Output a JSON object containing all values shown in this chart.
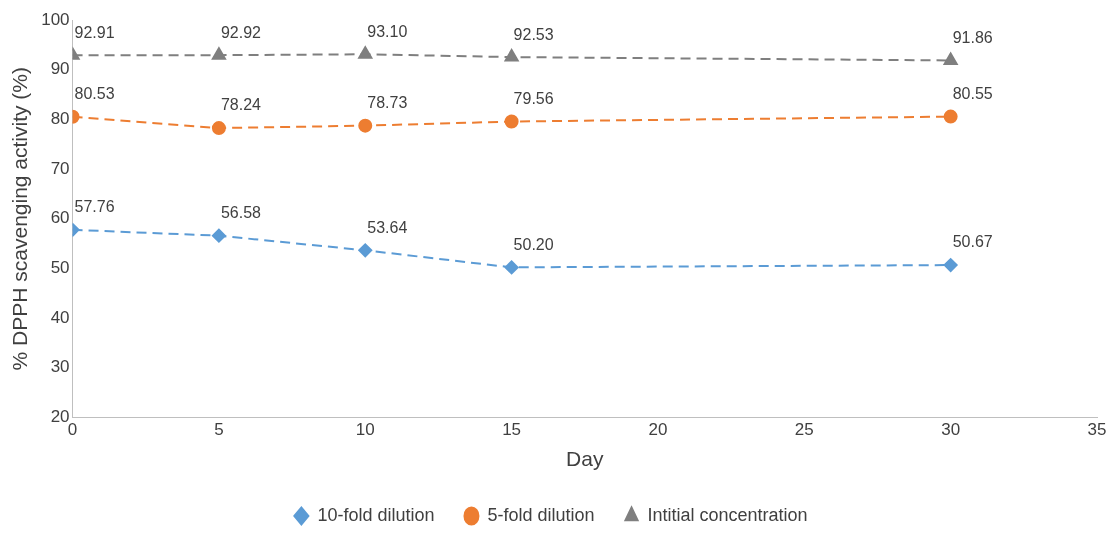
{
  "chart_data": {
    "type": "line",
    "xlabel": "Day",
    "ylabel": "% DPPH scavenging activity (%)",
    "x": [
      0,
      5,
      10,
      15,
      30
    ],
    "xlim": [
      0,
      35
    ],
    "xticks": [
      0,
      5,
      10,
      15,
      20,
      25,
      30,
      35
    ],
    "ylim": [
      20,
      100
    ],
    "yticks": [
      20,
      30,
      40,
      50,
      60,
      70,
      80,
      90,
      100
    ],
    "grid": false,
    "legend": "bottom",
    "line_style": "dashed",
    "series": [
      {
        "name": "10-fold dilution",
        "color": "#5b9bd5",
        "marker": "diamond",
        "values": [
          57.76,
          56.58,
          53.64,
          50.2,
          50.67
        ],
        "value_labels": [
          "57.76",
          "56.58",
          "53.64",
          "50.20",
          "50.67"
        ]
      },
      {
        "name": "5-fold dilution",
        "color": "#ed7d31",
        "marker": "circle",
        "values": [
          80.53,
          78.24,
          78.73,
          79.56,
          80.55
        ],
        "value_labels": [
          "80.53",
          "78.24",
          "78.73",
          "79.56",
          "80.55"
        ]
      },
      {
        "name": "Intitial concentration",
        "color": "#7f7f7f",
        "marker": "triangle",
        "values": [
          92.91,
          92.92,
          93.1,
          92.53,
          91.86
        ],
        "value_labels": [
          "92.91",
          "92.92",
          "93.10",
          "92.53",
          "91.86"
        ]
      }
    ]
  }
}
★ ★ ★
=== STATED GOAL ===
Using the material above, state how many lines include the string "color". Answer with a single number.

=== FULL ANSWER ===
3